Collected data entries
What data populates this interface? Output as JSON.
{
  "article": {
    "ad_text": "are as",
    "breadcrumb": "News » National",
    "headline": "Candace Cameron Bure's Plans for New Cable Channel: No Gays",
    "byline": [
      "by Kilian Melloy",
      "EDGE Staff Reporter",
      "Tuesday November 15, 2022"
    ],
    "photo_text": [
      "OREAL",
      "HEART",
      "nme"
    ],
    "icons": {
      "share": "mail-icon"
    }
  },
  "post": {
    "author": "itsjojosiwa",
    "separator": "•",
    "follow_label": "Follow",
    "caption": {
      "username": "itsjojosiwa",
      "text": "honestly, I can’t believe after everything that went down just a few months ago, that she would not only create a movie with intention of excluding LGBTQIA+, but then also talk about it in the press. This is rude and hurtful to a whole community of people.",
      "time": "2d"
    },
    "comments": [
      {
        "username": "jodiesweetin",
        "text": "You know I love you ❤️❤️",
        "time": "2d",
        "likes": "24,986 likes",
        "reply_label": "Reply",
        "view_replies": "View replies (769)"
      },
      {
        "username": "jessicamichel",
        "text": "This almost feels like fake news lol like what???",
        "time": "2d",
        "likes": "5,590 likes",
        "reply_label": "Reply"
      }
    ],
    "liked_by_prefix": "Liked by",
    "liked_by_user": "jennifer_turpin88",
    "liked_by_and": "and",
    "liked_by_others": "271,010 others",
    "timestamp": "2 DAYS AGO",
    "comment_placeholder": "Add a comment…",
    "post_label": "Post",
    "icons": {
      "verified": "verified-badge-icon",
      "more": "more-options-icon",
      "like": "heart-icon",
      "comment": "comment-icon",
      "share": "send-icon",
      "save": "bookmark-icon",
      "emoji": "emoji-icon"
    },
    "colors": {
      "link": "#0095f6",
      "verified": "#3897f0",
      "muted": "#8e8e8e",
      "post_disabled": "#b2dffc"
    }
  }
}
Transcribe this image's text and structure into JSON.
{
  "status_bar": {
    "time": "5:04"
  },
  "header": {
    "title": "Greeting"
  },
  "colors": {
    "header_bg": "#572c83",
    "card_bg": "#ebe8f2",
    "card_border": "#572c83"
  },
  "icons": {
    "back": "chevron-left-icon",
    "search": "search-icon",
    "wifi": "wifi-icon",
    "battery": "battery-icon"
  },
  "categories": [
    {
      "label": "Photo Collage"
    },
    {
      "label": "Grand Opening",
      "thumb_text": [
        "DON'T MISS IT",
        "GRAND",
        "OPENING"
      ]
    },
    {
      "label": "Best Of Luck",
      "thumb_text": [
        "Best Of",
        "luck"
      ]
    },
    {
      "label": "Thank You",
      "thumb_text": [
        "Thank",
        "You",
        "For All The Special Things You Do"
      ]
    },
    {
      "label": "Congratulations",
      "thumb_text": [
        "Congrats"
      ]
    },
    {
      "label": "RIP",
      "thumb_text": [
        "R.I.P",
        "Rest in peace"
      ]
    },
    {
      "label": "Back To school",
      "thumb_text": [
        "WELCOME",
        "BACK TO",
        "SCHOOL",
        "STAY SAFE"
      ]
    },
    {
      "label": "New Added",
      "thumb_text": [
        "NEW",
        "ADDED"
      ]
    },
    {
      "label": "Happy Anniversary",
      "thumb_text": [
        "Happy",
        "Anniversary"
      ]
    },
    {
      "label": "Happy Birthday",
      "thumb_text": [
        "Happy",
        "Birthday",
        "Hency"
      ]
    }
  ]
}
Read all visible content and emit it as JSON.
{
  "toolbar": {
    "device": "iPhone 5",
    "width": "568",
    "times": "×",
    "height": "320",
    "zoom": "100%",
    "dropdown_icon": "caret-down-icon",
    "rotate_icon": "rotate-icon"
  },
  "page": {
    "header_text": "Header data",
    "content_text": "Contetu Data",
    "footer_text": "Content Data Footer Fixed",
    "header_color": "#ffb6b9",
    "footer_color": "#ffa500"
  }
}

→ **SHORT PROBLEM**
Extract all of the data above without altering anything.

→ **TASK RESULT**
What data populates this interface? Output as JSON.
{
  "article": {
    "ad_text": "are as",
    "breadcrumb": "News » National",
    "headline": "Candace Cameron Bure's Plans for New Cable Channel: No Gays",
    "byline": [
      "by Kilian Melloy",
      "EDGE Staff Reporter",
      "Tuesday November 15, 2022"
    ],
    "photo_text": [
      "OREAL",
      "HEART",
      "nme"
    ],
    "icons": {
      "share": "mail-icon"
    }
  },
  "post": {
    "author": "itsjojosiwa",
    "separator": "•",
    "follow_label": "Follow",
    "caption": {
      "username": "itsjojosiwa",
      "text": "honestly, I can’t believe after everything that went down just a few months ago, that she would not only create a movie with intention of excluding LGBTQIA+, but then also talk about it in the press. This is rude and hurtful to a whole community of people.",
      "time": "2d"
    },
    "comments": [
      {
        "username": "jodiesweetin",
        "text": "You know I love you ❤️❤️",
        "time": "2d",
        "likes": "24,986 likes",
        "reply_label": "Reply",
        "view_replies": "View replies (769)"
      },
      {
        "username": "jessicamichel",
        "text": "This almost feels like fake news lol like what???",
        "time": "2d",
        "likes": "5,590 likes",
        "reply_label": "Reply"
      }
    ],
    "liked_by_prefix": "Liked by",
    "liked_by_user": "jennifer_turpin88",
    "liked_by_and": "and",
    "liked_by_others": "271,010 others",
    "timestamp": "2 DAYS AGO",
    "comment_placeholder": "Add a comment…",
    "post_label": "Post",
    "icons": {
      "verified": "verified-badge-icon",
      "more": "more-options-icon",
      "like": "heart-icon",
      "comment": "comment-icon",
      "share": "send-icon",
      "save": "bookmark-icon",
      "emoji": "emoji-icon"
    },
    "colors": {
      "link": "#0095f6",
      "verified": "#3897f0",
      "muted": "#8e8e8e",
      "post_disabled": "#b2dffc"
    }
  }
}
Transcribe this image's text and structure into JSON.
{
  "status_bar": {
    "time": "5:04"
  },
  "header": {
    "title": "Greeting"
  },
  "colors": {
    "header_bg": "#572c83",
    "card_bg": "#ebe8f2",
    "card_border": "#572c83"
  },
  "icons": {
    "back": "chevron-left-icon",
    "search": "search-icon",
    "wifi": "wifi-icon",
    "battery": "battery-icon"
  },
  "categories": [
    {
      "label": "Photo Collage"
    },
    {
      "label": "Grand Opening",
      "thumb_text": [
        "DON'T MISS IT",
        "GRAND",
        "OPENING"
      ]
    },
    {
      "label": "Best Of Luck",
      "thumb_text": [
        "Best Of",
        "luck"
      ]
    },
    {
      "label": "Thank You",
      "thumb_text": [
        "Thank",
        "You",
        "For All The Special Things You Do"
      ]
    },
    {
      "label": "Congratulations",
      "thumb_text": [
        "Congrats"
      ]
    },
    {
      "label": "RIP",
      "thumb_text": [
        "R.I.P",
        "Rest in peace"
      ]
    },
    {
      "label": "Back To school",
      "thumb_text": [
        "WELCOME",
        "BACK TO",
        "SCHOOL",
        "STAY SAFE"
      ]
    },
    {
      "label": "New Added",
      "thumb_text": [
        "NEW",
        "ADDED"
      ]
    },
    {
      "label": "Happy Anniversary",
      "thumb_text": [
        "Happy",
        "Anniversary"
      ]
    },
    {
      "label": "Happy Birthday",
      "thumb_text": [
        "Happy",
        "Birthday",
        "Hency"
      ]
    }
  ]
}
Read all visible content and emit it as JSON.
{
  "toolbar": {
    "device": "iPhone 5",
    "width": "568",
    "times": "×",
    "height": "320",
    "zoom": "100%",
    "dropdown_icon": "caret-down-icon",
    "rotate_icon": "rotate-icon"
  },
  "page": {
    "header_text": "Header data",
    "content_text": "Contetu Data",
    "footer_text": "Content Data Footer Fixed",
    "header_color": "#ffb6b9",
    "footer_color": "#ffa500"
  }
}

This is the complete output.